GIVEN INSTRUCTION:
The records below hold pictures; please leave those out and retype the rest exactly.

(Recorded data)
※ ※ ※
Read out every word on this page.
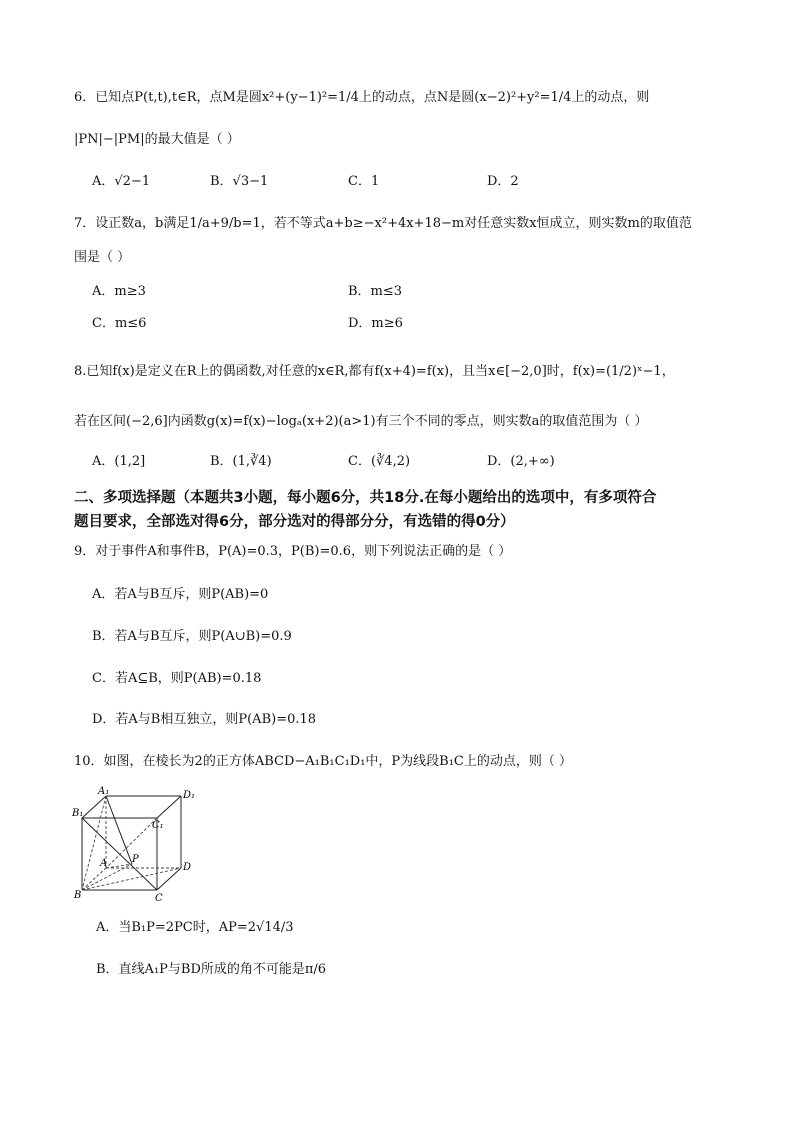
6．已知点P(t,t),t∈R，点M是圆x²+(y−1)²=1/4上的动点，点N是圆(x−2)²+y²=1/4上的动点，则
|PN|−|PM|的最大值是（ ）
A．√2−1	B．√3−1	C．1	D．2
7．设正数a，b满足1/a+9/b=1，若不等式a+b≥−x²+4x+18−m对任意实数x恒成立，则实数m的取值范
围是（ ）
A．m≥3	B．m≤3
C．m≤6	D．m≥6
8.已知f(x)是定义在R上的偶函数,对任意的x∈R,都有f(x+4)=f(x)，且当x∈[−2,0]时，f(x)=(1/2)ˣ−1，
若在区间(−2,6]内函数g(x)=f(x)−logₐ(x+2)(a>1)有三个不同的零点，则实数a的取值范围为（ ）
A．(1,2]	B．(1,∛4)	C．(∛4,2)	D．(2,+∞)
二、多项选择题（本题共3小题，每小题6分，共18分.在每小题给出的选项中，有多项符合
题目要求，全部选对得6分，部分选对的得部分分，有选错的得0分）
9．对于事件A和事件B，P(A)=0.3，P(B)=0.6，则下列说法正确的是（ ）
A．若A与B互斥，则P(AB)=0
B．若A与B互斥，则P(A∪B)=0.9
C．若A⊆B，则P(AB)=0.18
D．若A与B相互独立，则P(AB)=0.18
10．如图，在棱长为2的正方体ABCD−A₁B₁C₁D₁中，P为线段B₁C上的动点，则（ ）
A₁	D₁
B₁
C₁
A P
D
B	C
A．当B₁P=2PC时，AP=2√14/3
B．直线A₁P与BD所成的角不可能是π/6
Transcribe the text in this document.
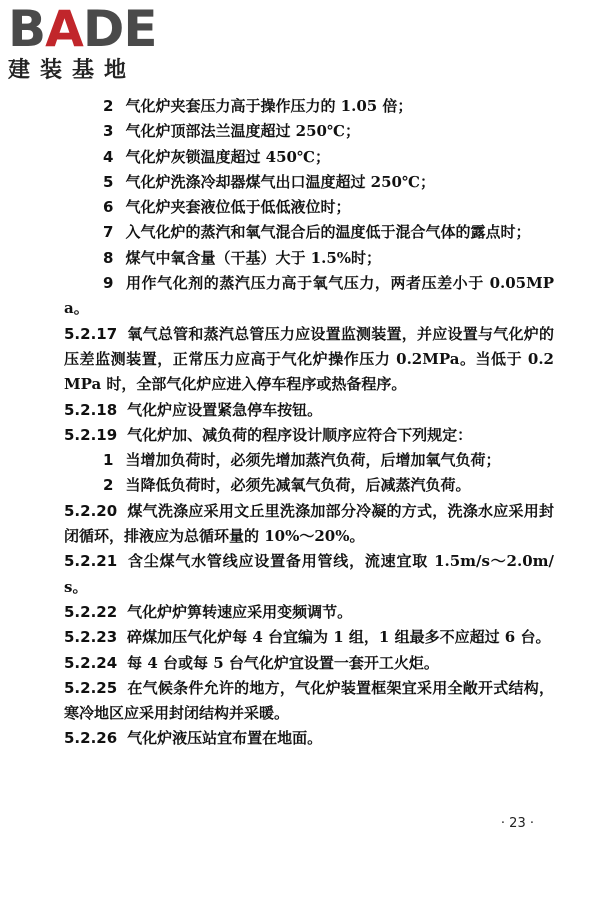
BADE
建装基地

2 气化炉夹套压力高于操作压力的 1.05 倍；

3 气化炉顶部法兰温度超过 250℃；

4 气化炉灰锁温度超过 450℃；

5 气化炉洗涤冷却器煤气出口温度超过 250℃；

6 气化炉夹套液位低于低低液位时；

7 入气化炉的蒸汽和氧气混合后的温度低于混合气体的露点时；

8 煤气中氧含量（干基）大于 1.5%时；

9 用作气化剂的蒸汽压力高于氧气压力，两者压差小于 0.05MPa。

5.2.17 氧气总管和蒸汽总管压力应设置监测装置，并应设置与气化炉的压差监测装置，正常压力应高于气化炉操作压力 0.2MPa。当低于 0.2MPa 时，全部气化炉应进入停车程序或热备程序。

5.2.18 气化炉应设置紧急停车按钮。

5.2.19 气化炉加、减负荷的程序设计顺序应符合下列规定：

1 当增加负荷时，必须先增加蒸汽负荷，后增加氧气负荷；

2 当降低负荷时，必须先减氧气负荷，后减蒸汽负荷。

5.2.20 煤气洗涤应采用文丘里洗涤加部分冷凝的方式，洗涤水应采用封闭循环，排液应为总循环量的 10%～20%。

5.2.21 含尘煤气水管线应设置备用管线，流速宜取 1.5m/s～2.0m/s。

5.2.22 气化炉炉箅转速应采用变频调节。

5.2.23 碎煤加压气化炉每 4 台宜编为 1 组，1 组最多不应超过 6 台。

5.2.24 每 4 台或每 5 台气化炉宜设置一套开工火炬。

5.2.25 在气候条件允许的地方，气化炉装置框架宜采用全敞开式结构，寒冷地区应采用封闭结构并采暖。

5.2.26 气化炉液压站宜布置在地面。

· 23 ·
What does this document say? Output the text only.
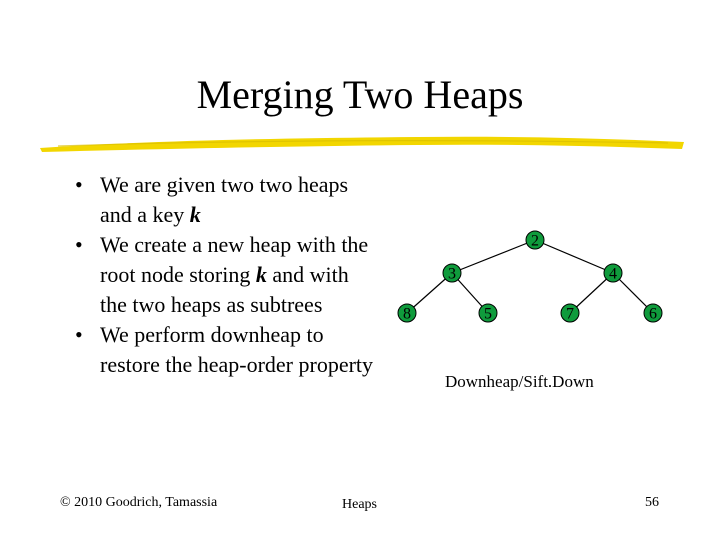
Merging Two Heaps
• We are given two two heaps and a key k
• We create a new heap with the root node storing k and with the two heaps as subtrees
• We perform downheap to restore the heap-order property
2
3	4
8	5	7	6
Downheap/Sift.Down
© 2010 Goodrich, Tamassia	Heaps	56
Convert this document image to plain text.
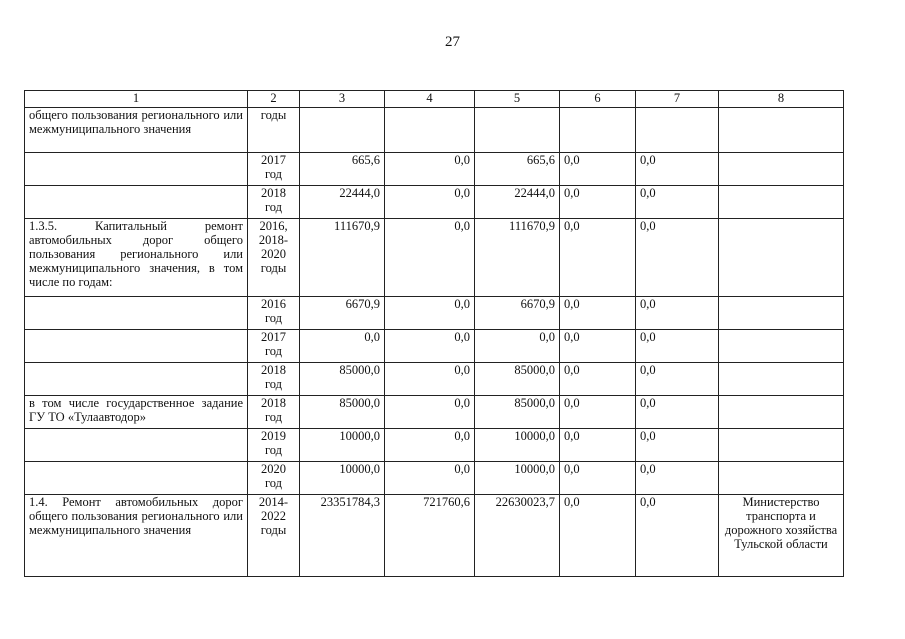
27
1	2	3	4	5	6	7	8
общего пользования регионального или межмуниципального значения	годы						
	2017 год	665,6	0,0	665,6	0,0	0,0	
	2018 год	22444,0	0,0	22444,0	0,0	0,0	
1.3.5. Капитальный ремонт автомобильных дорог общего пользования регионального или межмуниципального значения, в том числе по годам:	2016, 2018-2020 годы	111670,9	0,0	111670,9	0,0	0,0	
	2016 год	6670,9	0,0	6670,9	0,0	0,0	
	2017 год	0,0	0,0	0,0	0,0	0,0	
	2018 год	85000,0	0,0	85000,0	0,0	0,0	
в том числе государственное задание ГУ ТО «Тулаавтодор»	2018 год	85000,0	0,0	85000,0	0,0	0,0	
	2019 год	10000,0	0,0	10000,0	0,0	0,0	
	2020 год	10000,0	0,0	10000,0	0,0	0,0	
1.4. Ремонт автомобильных дорог общего пользования регионального или межмуниципального значения	2014-2022 годы	23351784,3	721760,6	22630023,7	0,0	0,0	Министерство транспорта и дорожного хозяйства Тульской области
※ ※ ※
COMPLETED EXERCISE:
Read out every word on this page.
6．已知点P(t,t),t∈R，点M是圆x²+(y−1)²=1/4上的动点，点N是圆(x−2)²+y²=1/4上的动点，则
|PN|−|PM|的最大值是（ ）
A．√2−1	B．√3−1	C．1	D．2
7．设正数a，b满足1/a+9/b=1，若不等式a+b≥−x²+4x+18−m对任意实数x恒成立，则实数m的取值范
围是（ ）
A．m≥3	B．m≤3
C．m≤6	D．m≥6
8.已知f(x)是定义在R上的偶函数,对任意的x∈R,都有f(x+4)=f(x)，且当x∈[−2,0]时，f(x)=(1/2)ˣ−1，
若在区间(−2,6]内函数g(x)=f(x)−logₐ(x+2)(a>1)有三个不同的零点，则实数a的取值范围为（ ）
A．(1,2]	B．(1,∛4)	C．(∛4,2)	D．(2,+∞)
二、多项选择题（本题共3小题，每小题6分，共18分.在每小题给出的选项中，有多项符合
题目要求，全部选对得6分，部分选对的得部分分，有选错的得0分）
9．对于事件A和事件B，P(A)=0.3，P(B)=0.6，则下列说法正确的是（ ）
A．若A与B互斥，则P(AB)=0
B．若A与B互斥，则P(A∪B)=0.9
C．若A⊆B，则P(AB)=0.18
D．若A与B相互独立，则P(AB)=0.18
10．如图，在棱长为2的正方体ABCD−A₁B₁C₁D₁中，P为线段B₁C上的动点，则（ ）
A₁	D₁
B₁
C₁
A P
D
B	C
A．当B₁P=2PC时，AP=2√14/3
B．直线A₁P与BD所成的角不可能是π/6
Transcribe the text in this document.
BADE
建装基地

2 气化炉夹套压力高于操作压力的 1.05 倍；

3 气化炉顶部法兰温度超过 250℃；

4 气化炉灰锁温度超过 450℃；

5 气化炉洗涤冷却器煤气出口温度超过 250℃；

6 气化炉夹套液位低于低低液位时；

7 入气化炉的蒸汽和氧气混合后的温度低于混合气体的露点时；

8 煤气中氧含量（干基）大于 1.5%时；

9 用作气化剂的蒸汽压力高于氧气压力，两者压差小于 0.05MPa。

5.2.17 氧气总管和蒸汽总管压力应设置监测装置，并应设置与气化炉的压差监测装置，正常压力应高于气化炉操作压力 0.2MPa。当低于 0.2MPa 时，全部气化炉应进入停车程序或热备程序。

5.2.18 气化炉应设置紧急停车按钮。

5.2.19 气化炉加、减负荷的程序设计顺序应符合下列规定：

1 当增加负荷时，必须先增加蒸汽负荷，后增加氧气负荷；

2 当降低负荷时，必须先减氧气负荷，后减蒸汽负荷。

5.2.20 煤气洗涤应采用文丘里洗涤加部分冷凝的方式，洗涤水应采用封闭循环，排液应为总循环量的 10%～20%。

5.2.21 含尘煤气水管线应设置备用管线，流速宜取 1.5m/s～2.0m/s。

5.2.22 气化炉炉箅转速应采用变频调节。

5.2.23 碎煤加压气化炉每 4 台宜编为 1 组，1 组最多不应超过 6 台。

5.2.24 每 4 台或每 5 台气化炉宜设置一套开工火炬。

5.2.25 在气候条件允许的地方，气化炉装置框架宜采用全敞开式结构，寒冷地区应采用封闭结构并采暖。

5.2.26 气化炉液压站宜布置在地面。

· 23 ·
What does this document say? Output the text only.
Merging Two Heaps
• We are given two two heaps and a key k
• We create a new heap with the root node storing k and with the two heaps as subtrees
• We perform downheap to restore the heap-order property
2
3	4
8	5	7	6
Downheap/Sift.Down
© 2010 Goodrich, Tamassia	Heaps	56
Convert this document image to plain text.
27
1	2	3	4	5	6	7	8
общего пользования регионального или межмуниципального значения	годы						
	2017 год	665,6	0,0	665,6	0,0	0,0	
	2018 год	22444,0	0,0	22444,0	0,0	0,0	
1.3.5. Капитальный ремонт автомобильных дорог общего пользования регионального или межмуниципального значения, в том числе по годам:	2016, 2018-2020 годы	111670,9	0,0	111670,9	0,0	0,0	
	2016 год	6670,9	0,0	6670,9	0,0	0,0	
	2017 год	0,0	0,0	0,0	0,0	0,0	
	2018 год	85000,0	0,0	85000,0	0,0	0,0	
в том числе государственное задание ГУ ТО «Тулаавтодор»	2018 год	85000,0	0,0	85000,0	0,0	0,0	
	2019 год	10000,0	0,0	10000,0	0,0	0,0	
	2020 год	10000,0	0,0	10000,0	0,0	0,0	
1.4. Ремонт автомобильных дорог общего пользования регионального или межмуниципального значения	2014-2022 годы	23351784,3	721760,6	22630023,7	0,0	0,0	Министерство транспорта и дорожного хозяйства Тульской области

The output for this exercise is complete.